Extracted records

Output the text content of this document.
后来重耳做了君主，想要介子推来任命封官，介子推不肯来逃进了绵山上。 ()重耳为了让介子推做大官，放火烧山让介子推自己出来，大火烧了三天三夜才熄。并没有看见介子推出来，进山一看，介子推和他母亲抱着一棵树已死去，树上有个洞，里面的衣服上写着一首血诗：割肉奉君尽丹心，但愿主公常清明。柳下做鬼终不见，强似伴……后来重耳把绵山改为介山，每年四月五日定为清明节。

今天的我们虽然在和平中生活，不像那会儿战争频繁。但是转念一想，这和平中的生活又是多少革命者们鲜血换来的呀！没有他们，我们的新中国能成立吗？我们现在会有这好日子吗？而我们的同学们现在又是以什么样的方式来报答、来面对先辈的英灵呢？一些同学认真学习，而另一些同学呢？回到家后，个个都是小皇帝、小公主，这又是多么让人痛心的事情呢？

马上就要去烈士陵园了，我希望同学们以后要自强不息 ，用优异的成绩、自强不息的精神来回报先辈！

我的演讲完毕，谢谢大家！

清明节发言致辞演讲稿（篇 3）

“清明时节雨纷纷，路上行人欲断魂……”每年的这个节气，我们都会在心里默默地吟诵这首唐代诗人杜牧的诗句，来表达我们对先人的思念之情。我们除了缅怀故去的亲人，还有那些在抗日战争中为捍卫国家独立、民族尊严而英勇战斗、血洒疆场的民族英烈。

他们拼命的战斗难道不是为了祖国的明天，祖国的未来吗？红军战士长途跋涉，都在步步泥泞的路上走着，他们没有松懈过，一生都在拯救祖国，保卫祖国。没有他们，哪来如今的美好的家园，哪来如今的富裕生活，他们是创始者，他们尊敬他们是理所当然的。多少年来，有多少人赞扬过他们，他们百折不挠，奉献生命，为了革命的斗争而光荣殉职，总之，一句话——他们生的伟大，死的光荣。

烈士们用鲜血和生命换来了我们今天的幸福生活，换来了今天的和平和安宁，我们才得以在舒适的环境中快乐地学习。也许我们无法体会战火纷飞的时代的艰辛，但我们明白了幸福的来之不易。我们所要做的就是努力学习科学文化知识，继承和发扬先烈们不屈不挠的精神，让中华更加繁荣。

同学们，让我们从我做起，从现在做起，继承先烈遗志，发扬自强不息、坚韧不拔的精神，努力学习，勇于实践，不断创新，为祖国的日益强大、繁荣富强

### Written task
All of the data must be returned exactly.

### Solution below
Output the text content of this document.
后来重耳做了君主，想要介子推来任命封官，介子推不肯来逃进了绵山上。 ()重耳为了让介子推做大官，放火烧山让介子推自己出来，大火烧了三天三夜才熄。并没有看见介子推出来，进山一看，介子推和他母亲抱着一棵树已死去，树上有个洞，里面的衣服上写着一首血诗：割肉奉君尽丹心，但愿主公常清明。柳下做鬼终不见，强似伴……后来重耳把绵山改为介山，每年四月五日定为清明节。

今天的我们虽然在和平中生活，不像那会儿战争频繁。但是转念一想，这和平中的生活又是多少革命者们鲜血换来的呀！没有他们，我们的新中国能成立吗？我们现在会有这好日子吗？而我们的同学们现在又是以什么样的方式来报答、来面对先辈的英灵呢？一些同学认真学习，而另一些同学呢？回到家后，个个都是小皇帝、小公主，这又是多么让人痛心的事情呢？

马上就要去烈士陵园了，我希望同学们以后要自强不息 ，用优异的成绩、自强不息的精神来回报先辈！

我的演讲完毕，谢谢大家！

清明节发言致辞演讲稿（篇 3）

“清明时节雨纷纷，路上行人欲断魂……”每年的这个节气，我们都会在心里默默地吟诵这首唐代诗人杜牧的诗句，来表达我们对先人的思念之情。我们除了缅怀故去的亲人，还有那些在抗日战争中为捍卫国家独立、民族尊严而英勇战斗、血洒疆场的民族英烈。

他们拼命的战斗难道不是为了祖国的明天，祖国的未来吗？红军战士长途跋涉，都在步步泥泞的路上走着，他们没有松懈过，一生都在拯救祖国，保卫祖国。没有他们，哪来如今的美好的家园，哪来如今的富裕生活，他们是创始者，他们尊敬他们是理所当然的。多少年来，有多少人赞扬过他们，他们百折不挠，奉献生命，为了革命的斗争而光荣殉职，总之，一句话——他们生的伟大，死的光荣。

烈士们用鲜血和生命换来了我们今天的幸福生活，换来了今天的和平和安宁，我们才得以在舒适的环境中快乐地学习。也许我们无法体会战火纷飞的时代的艰辛，但我们明白了幸福的来之不易。我们所要做的就是努力学习科学文化知识，继承和发扬先烈们不屈不挠的精神，让中华更加繁荣。

同学们，让我们从我做起，从现在做起，继承先烈遗志，发扬自强不息、坚韧不拔的精神，努力学习，勇于实践，不断创新，为祖国的日益强大、繁荣富强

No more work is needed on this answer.